:: Source extract ::
Black Canadian Study

Research on health disparities in the United States has consistently reported poorer health outcomes among racial/ethnic minorities relative to whites, particularly among African Americans. In Canada, there are limited studies on racial/ethnic groups, presumably because of concerns about small samples, confidentiality, and an emphasis on socioeconomic inequalities. The body of literature regarding black Canadians, which compose 2.5% of the nation, is beginning to emerge.

The existing literature indicates that the burden of disease may be greater for black Canadians compared with their white counterparts, and that black Canadians face a number of barriers to achieving good health, including poverty, difficulty accessing health care, discrimination, and poor health behaviors.

We obtained nationally representative estimates of health indicators among native-born black Canadians, and compared these estimates with those of native-born white Canadians. We replicated the analyses using a US sample of African Americans and white Americans to compare racial disparities in health in Canada vs. the United States.

:: Work task ::
In the Black Canadian Study text, copy the part between "The existing literature" and "poor health behaviors.", inclusive, and replace "barriers" with "obstacles".

[Dataset items]
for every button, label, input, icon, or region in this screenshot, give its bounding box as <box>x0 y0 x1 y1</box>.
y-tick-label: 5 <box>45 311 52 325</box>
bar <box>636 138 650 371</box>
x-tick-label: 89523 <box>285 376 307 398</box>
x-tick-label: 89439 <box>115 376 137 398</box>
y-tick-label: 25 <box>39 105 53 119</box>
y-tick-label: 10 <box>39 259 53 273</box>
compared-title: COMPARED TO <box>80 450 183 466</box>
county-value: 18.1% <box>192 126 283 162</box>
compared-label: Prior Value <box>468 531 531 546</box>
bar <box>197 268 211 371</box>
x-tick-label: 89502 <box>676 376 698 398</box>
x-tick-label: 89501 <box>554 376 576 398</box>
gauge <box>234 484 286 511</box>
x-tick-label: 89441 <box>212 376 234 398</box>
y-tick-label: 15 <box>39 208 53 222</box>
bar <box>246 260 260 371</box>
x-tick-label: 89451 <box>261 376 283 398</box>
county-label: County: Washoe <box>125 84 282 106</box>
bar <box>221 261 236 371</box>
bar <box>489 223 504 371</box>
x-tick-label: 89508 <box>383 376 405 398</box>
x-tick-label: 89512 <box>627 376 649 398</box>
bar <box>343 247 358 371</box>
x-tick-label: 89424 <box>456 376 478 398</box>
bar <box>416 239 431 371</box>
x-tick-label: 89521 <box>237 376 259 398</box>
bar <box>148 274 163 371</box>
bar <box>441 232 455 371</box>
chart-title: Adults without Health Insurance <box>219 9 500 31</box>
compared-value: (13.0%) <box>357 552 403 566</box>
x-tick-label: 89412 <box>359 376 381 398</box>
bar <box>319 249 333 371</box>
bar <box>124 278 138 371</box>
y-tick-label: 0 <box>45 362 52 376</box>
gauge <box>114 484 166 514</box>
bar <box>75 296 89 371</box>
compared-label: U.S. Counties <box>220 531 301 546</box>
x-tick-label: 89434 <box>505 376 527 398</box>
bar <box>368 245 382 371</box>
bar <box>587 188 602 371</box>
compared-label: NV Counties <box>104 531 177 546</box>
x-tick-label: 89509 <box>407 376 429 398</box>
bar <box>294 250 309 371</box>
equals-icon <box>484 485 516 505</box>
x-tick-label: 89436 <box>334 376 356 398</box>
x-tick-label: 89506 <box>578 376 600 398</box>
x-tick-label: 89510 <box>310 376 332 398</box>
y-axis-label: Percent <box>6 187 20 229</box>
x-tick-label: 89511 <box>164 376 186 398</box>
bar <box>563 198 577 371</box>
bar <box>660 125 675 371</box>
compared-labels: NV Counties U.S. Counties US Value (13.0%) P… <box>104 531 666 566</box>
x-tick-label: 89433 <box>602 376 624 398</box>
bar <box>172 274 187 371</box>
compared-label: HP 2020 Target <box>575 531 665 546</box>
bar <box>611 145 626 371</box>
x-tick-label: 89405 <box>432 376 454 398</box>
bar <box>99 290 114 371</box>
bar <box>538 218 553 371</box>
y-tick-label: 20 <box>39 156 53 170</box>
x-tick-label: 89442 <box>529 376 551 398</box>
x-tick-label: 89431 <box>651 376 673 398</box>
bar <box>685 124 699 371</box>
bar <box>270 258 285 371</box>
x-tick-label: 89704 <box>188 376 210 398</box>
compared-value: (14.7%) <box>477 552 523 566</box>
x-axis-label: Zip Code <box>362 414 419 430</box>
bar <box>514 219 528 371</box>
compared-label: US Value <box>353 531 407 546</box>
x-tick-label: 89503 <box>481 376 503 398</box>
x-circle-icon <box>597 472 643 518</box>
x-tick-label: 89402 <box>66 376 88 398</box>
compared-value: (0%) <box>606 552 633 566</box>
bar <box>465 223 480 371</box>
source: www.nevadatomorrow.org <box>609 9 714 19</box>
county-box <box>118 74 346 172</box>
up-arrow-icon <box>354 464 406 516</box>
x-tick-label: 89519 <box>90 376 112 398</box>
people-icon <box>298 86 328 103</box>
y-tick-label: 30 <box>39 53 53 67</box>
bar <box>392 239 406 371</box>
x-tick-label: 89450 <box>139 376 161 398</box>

:: Completed task ::
The existing literature indicates that the burden of disease may be greater for black Canadians compared with their white counterparts, and that black Canadians face a number of obstacles to achieving good health, including poverty, difficulty accessing health care, discrimination, and poor health behaviors.